▶ **WRITTEN PROBLEM**
Collect each line holding the string "方形砖墓".

[Extracted data entries]
- - -

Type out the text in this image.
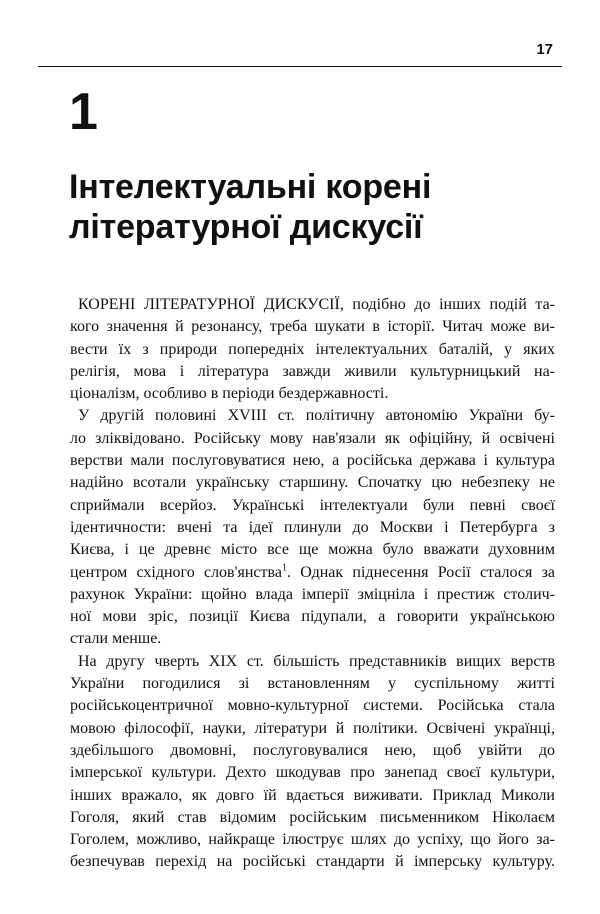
17
1
Інтелектуальні корені
літературної дискусії

КОРЕНІ ЛІТЕРАТУРНОЇ ДИСКУСІЇ, подібно до інших подій та-
кого значення й резонансу, треба шукати в історії. Читач може ви-
вести їх з природи попередніх інтелектуальних баталій, у яких
релігія, мова і література завжди живили культурницький на-
ціоналізм, особливо в періоди бездержавності.

У другій половині XVIII ст. політичну автономію України бу-
ло зліквідовано. Російську мову нав'язали як офіційну, й освічені
верстви мали послуговуватися нею, а російська держава і культура
надійно всотали українську старшину. Спочатку цю небезпеку не
сприймали всерйоз. Українські інтелектуали були певні своєї
ідентичности: вчені та ідеї плинули до Москви і Петербурга з
Києва, і це древнє місто все ще можна було вважати духовним
центром східного слов'янства$^1$. Однак піднесення Росії сталося за
рахунок України: щойно влада імперії зміцніла і престиж столич-
ної мови зріс, позиції Києва підупали, а говорити українською
стали менше.

На другу чверть XIX ст. більшість представників вищих верств
України погодилися зі встановленням у суспільному житті
російськоцентричної мовно-культурної системи. Російська стала
мовою філософії, науки, літератури й політики. Освічені українці,
здебільшого двомовні, послуговувалися нею, щоб увійти до
імперської культури. Дехто шкодував про занепад своєї культури,
інших вражало, як довго їй вдається виживати. Приклад Миколи
Гоголя, який став відомим російським письменником Ніколаєм
Гоголем, можливо, найкраще ілюструє шлях до успіху, що його за-
безпечував перехід на російські стандарти й імперську культуру.
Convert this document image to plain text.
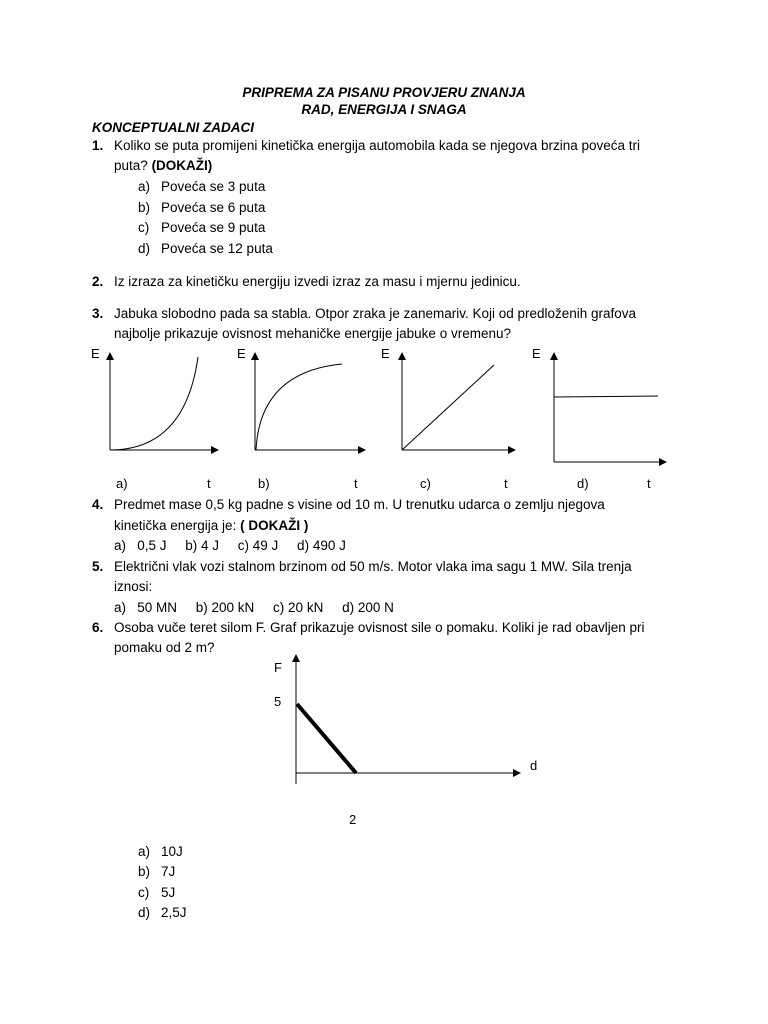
PRIPREMA ZA PISANU PROVJERU ZNANJA
RAD, ENERGIJA I SNAGA
KONCEPTUALNI ZADACI
1. Koliko se puta promijeni kinetička energija automobila kada se njegova brzina poveća tri
puta? (DOKAŽI)
a) Poveća se 3 puta
b) Poveća se 6 puta
c) Poveća se 9 puta
d) Poveća se 12 puta
2. Iz izraza za kinetičku energiju izvedi izraz za masu i mjernu jedinicu.
3. Jabuka slobodno pada sa stabla. Otpor zraka je zanemariv. Koji od predloženih grafova
najbolje prikazuje ovisnost mehaničke energije jabuke o vremenu?
E
a)	t
E
b)	t
E
c)	t
E
d)	t
4. Predmet mase 0,5 kg padne s visine od 10 m. U trenutku udarca o zemlju njegova
kinetička energija je: ( DOKAŽI )
a)   0,5 J     b) 4 J     c) 49 J     d) 490 J
5. Električni vlak vozi stalnom brzinom od 50 m/s. Motor vlaka ima sagu 1 MW. Sila trenja
iznosi:
a)   50 MN     b) 200 kN     c) 20 kN     d) 200 N
6. Osoba vuče teret silom F. Graf prikazuje ovisnost sile o pomaku. Koliki je rad obavljen pri
pomaku od 2 m?
F
5
d
2
a) 10J
b) 7J
c) 5J
d) 2,5J
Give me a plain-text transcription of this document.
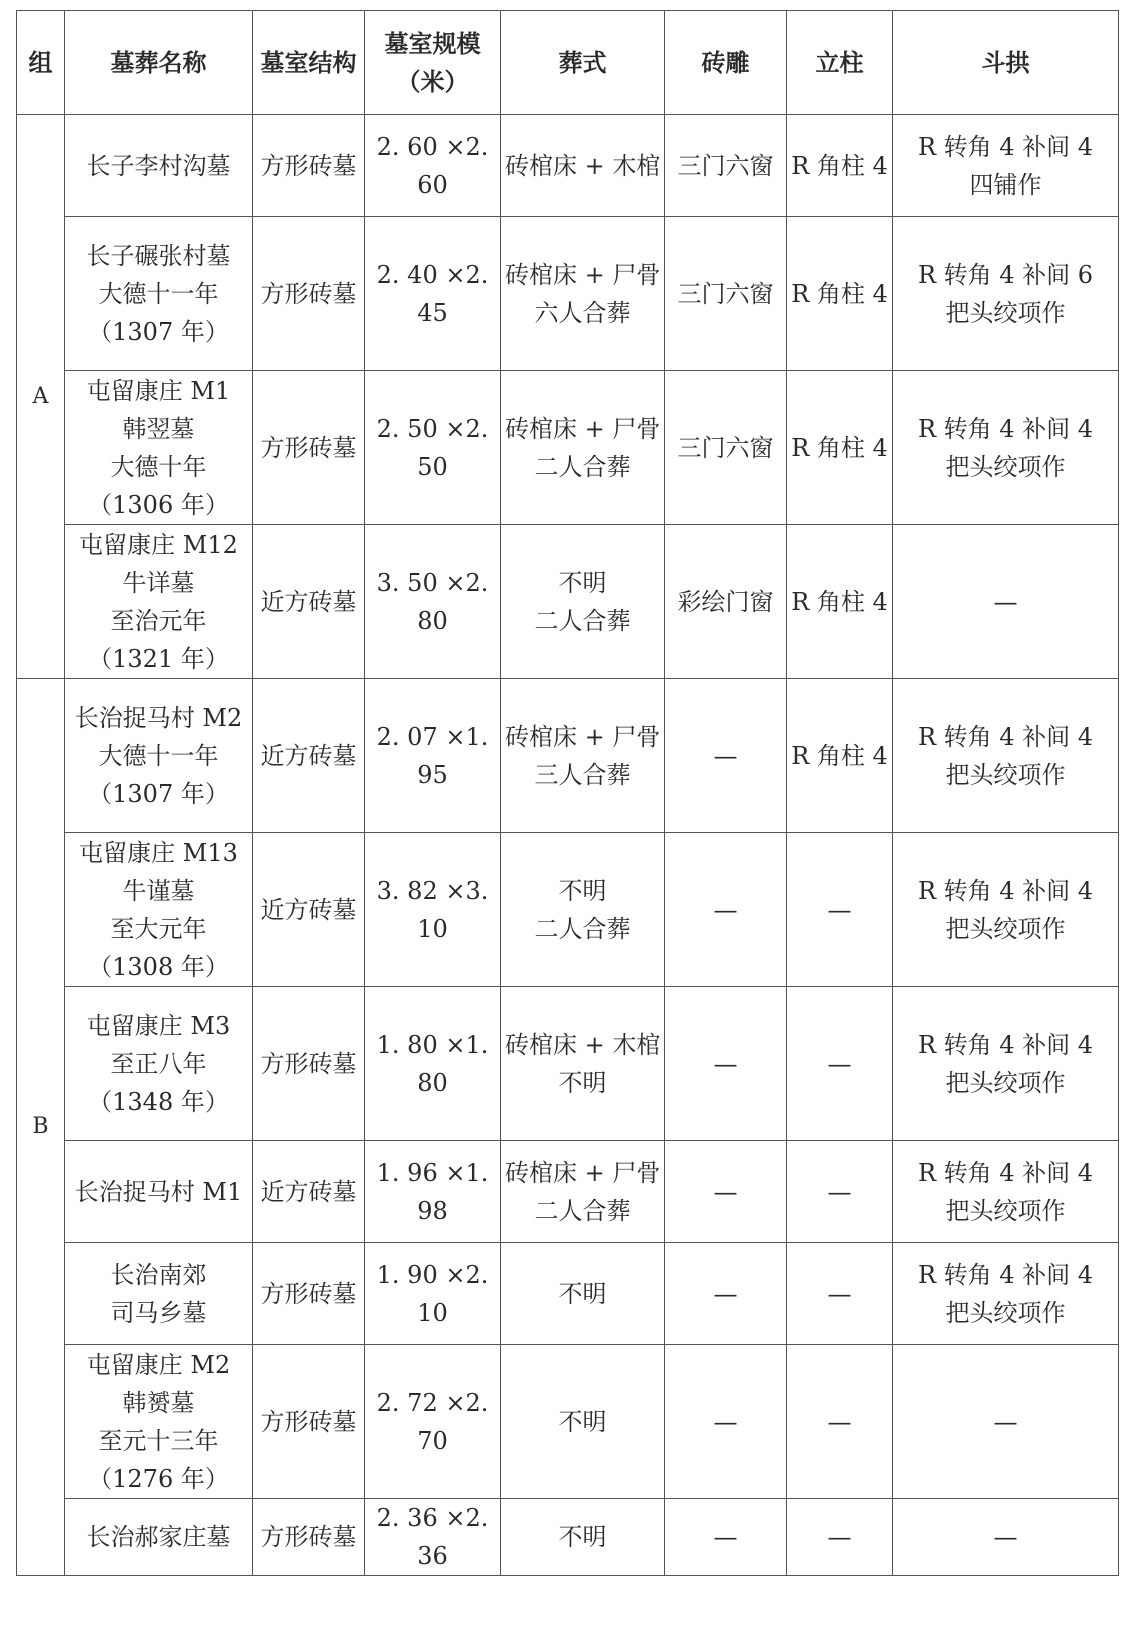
组	墓葬名称	墓室结构	墓室规模（米）	葬式	砖雕	立柱	斗拱
A	长子李村沟墓	方形砖墓	2. 60 ×2. 60	砖棺床 + 木棺	三门六窗	R 角柱 4	R 转角 4 补间 4
四铺作

	长子碾张村墓
大德十一年
（1307 年）	方形砖墓	2. 40 ×2. 45	砖棺床 + 尸骨
六人合葬	三门六窗	R 角柱 4	R 转角 4 补间 6
把头绞项作

	屯留康庄 M1
韩翌墓
大德十年
（1306 年）	方形砖墓	2. 50 ×2. 50	砖棺床 + 尸骨
二人合葬	三门六窗	R 角柱 4	R 转角 4 补间 4
把头绞项作

	屯留康庄 M12
牛详墓
至治元年
（1321 年）	近方砖墓	3. 50 ×2. 80	不明
二人合葬	彩绘门窗	R 角柱 4	—

B	长治捉马村 M2
大德十一年
（1307 年）	近方砖墓	2. 07 ×1. 95	砖棺床 + 尸骨
三人合葬	—	R 角柱 4	R 转角 4 补间 4
把头绞项作

	屯留康庄 M13
牛谨墓
至大元年
（1308 年）	近方砖墓	3. 82 ×3. 10	不明
二人合葬	—	—	R 转角 4 补间 4
把头绞项作

	屯留康庄 M3
至正八年
（1348 年）	方形砖墓	1. 80 ×1. 80	砖棺床 + 木棺
不明	—	—	R 转角 4 补间 4
把头绞项作

	长治捉马村 M1	近方砖墓	1. 96 ×1. 98	砖棺床 + 尸骨
二人合葬	—	—	R 转角 4 补间 4
把头绞项作

	长治南郊
司马乡墓	方形砖墓	1. 90 ×2. 10	不明	—	—	R 转角 4 补间 4
把头绞项作

	屯留康庄 M2
韩赟墓
至元十三年
（1276 年）	方形砖墓	2. 72 ×2. 70	不明	—	—	—

	长治郝家庄墓	方形砖墓	2. 36 ×2. 36	不明	—	—	—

- - -

▶ **SOLUTION TO THIS TASK**
A	长子李村沟墓	方形砖墓	2. 60 ×2. 60	砖棺床 + 木棺	三门六窗	R 角柱 4	R 转角 4 补间 4
（1307 年）	方形砖墓	2. 40 ×2. 45	砖棺床 + 尸骨
（1306 年）	方形砖墓	2. 50 ×2. 50	砖棺床 + 尸骨
（1348 年）	方形砖墓	1. 80 ×1. 80	砖棺床 + 木棺
司马乡墓	方形砖墓	1. 90 ×2. 10	不明	—	—	R 转角 4 补间 4
（1276 年）	方形砖墓	2. 72 ×2. 70	不明	—	—	—
	长治郝家庄墓	方形砖墓	2. 36 ×2. 36	不明	—	—	—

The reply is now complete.